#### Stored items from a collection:

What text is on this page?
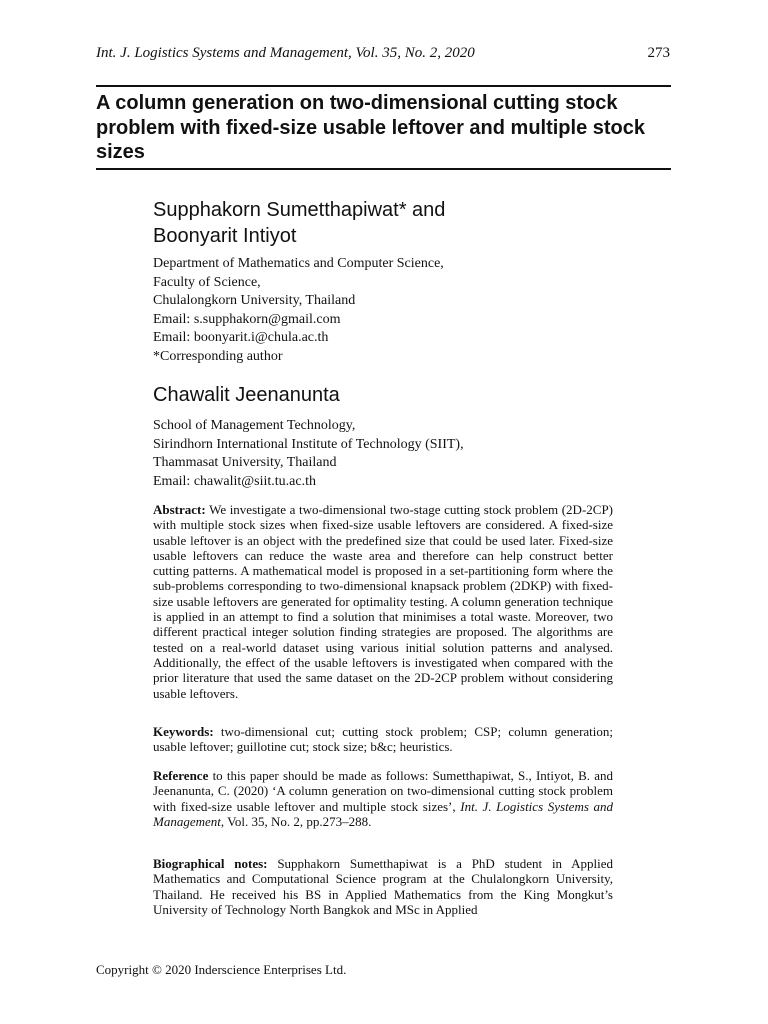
Int. J. Logistics Systems and Management, Vol. 35, No. 2, 2020	273
A column generation on two-dimensional cutting stock problem with fixed-size usable leftover and multiple stock sizes
Supphakorn Sumetthapiwat* and
Boonyarit Intiyot
Department of Mathematics and Computer Science,
Faculty of Science,
Chulalongkorn University, Thailand
Email: s.supphakorn@gmail.com
Email: boonyarit.i@chula.ac.th
*Corresponding author
Chawalit Jeenanunta
School of Management Technology,
Sirindhorn International Institute of Technology (SIIT),
Thammasat University, Thailand
Email: chawalit@siit.tu.ac.th
Abstract: We investigate a two-dimensional two-stage cutting stock problem (2D-2CP) with multiple stock sizes when fixed-size usable leftovers are considered. A fixed-size usable leftover is an object with the predefined size that could be used later. Fixed-size usable leftovers can reduce the waste area and therefore can help construct better cutting patterns. A mathematical model is proposed in a set-partitioning form where the sub-problems corresponding to two-dimensional knapsack problem (2DKP) with fixed-size usable leftovers are generated for optimality testing. A column generation technique is applied in an attempt to find a solution that minimises a total waste. Moreover, two different practical integer solution finding strategies are proposed. The algorithms are tested on a real-world dataset using various initial solution patterns and analysed. Additionally, the effect of the usable leftovers is investigated when compared with the prior literature that used the same dataset on the 2D-2CP problem without considering usable leftovers.
Keywords: two-dimensional cut; cutting stock problem; CSP; column generation; usable leftover; guillotine cut; stock size; b&c; heuristics.
Reference to this paper should be made as follows: Sumetthapiwat, S., Intiyot, B. and Jeenanunta, C. (2020) ‘A column generation on two-dimensional cutting stock problem with fixed-size usable leftover and multiple stock sizes’, Int. J. Logistics Systems and Management, Vol. 35, No. 2, pp.273–288.
Biographical notes: Supphakorn Sumetthapiwat is a PhD student in Applied Mathematics and Computational Science program at the Chulalongkorn University, Thailand. He received his BS in Applied Mathematics from the King Mongkut’s University of Technology North Bangkok and MSc in Applied
Copyright © 2020 Inderscience Enterprises Ltd.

#### What to do:
Take the records above and transcribe them exactly, dropping every picture.

#### Response:
What text is on this page?
Int. J. Logistics Systems and Management, Vol. 35, No. 2, 2020	273
A column generation on two-dimensional cutting stock problem with fixed-size usable leftover and multiple stock sizes
Supphakorn Sumetthapiwat* and
Boonyarit Intiyot
Department of Mathematics and Computer Science,
Faculty of Science,
Chulalongkorn University, Thailand
Email: s.supphakorn@gmail.com
Email: boonyarit.i@chula.ac.th
*Corresponding author
Chawalit Jeenanunta
School of Management Technology,
Sirindhorn International Institute of Technology (SIIT),
Thammasat University, Thailand
Email: chawalit@siit.tu.ac.th
Abstract: We investigate a two-dimensional two-stage cutting stock problem (2D-2CP) with multiple stock sizes when fixed-size usable leftovers are considered. A fixed-size usable leftover is an object with the predefined size that could be used later. Fixed-size usable leftovers can reduce the waste area and therefore can help construct better cutting patterns. A mathematical model is proposed in a set-partitioning form where the sub-problems corresponding to two-dimensional knapsack problem (2DKP) with fixed-size usable leftovers are generated for optimality testing. A column generation technique is applied in an attempt to find a solution that minimises a total waste. Moreover, two different practical integer solution finding strategies are proposed. The algorithms are tested on a real-world dataset using various initial solution patterns and analysed. Additionally, the effect of the usable leftovers is investigated when compared with the prior literature that used the same dataset on the 2D-2CP problem without considering usable leftovers.
Keywords: two-dimensional cut; cutting stock problem; CSP; column generation; usable leftover; guillotine cut; stock size; b&c; heuristics.
Reference to this paper should be made as follows: Sumetthapiwat, S., Intiyot, B. and Jeenanunta, C. (2020) ‘A column generation on two-dimensional cutting stock problem with fixed-size usable leftover and multiple stock sizes’, Int. J. Logistics Systems and Management, Vol. 35, No. 2, pp.273–288.
Biographical notes: Supphakorn Sumetthapiwat is a PhD student in Applied Mathematics and Computational Science program at the Chulalongkorn University, Thailand. He received his BS in Applied Mathematics from the King Mongkut’s University of Technology North Bangkok and MSc in Applied
Copyright © 2020 Inderscience Enterprises Ltd.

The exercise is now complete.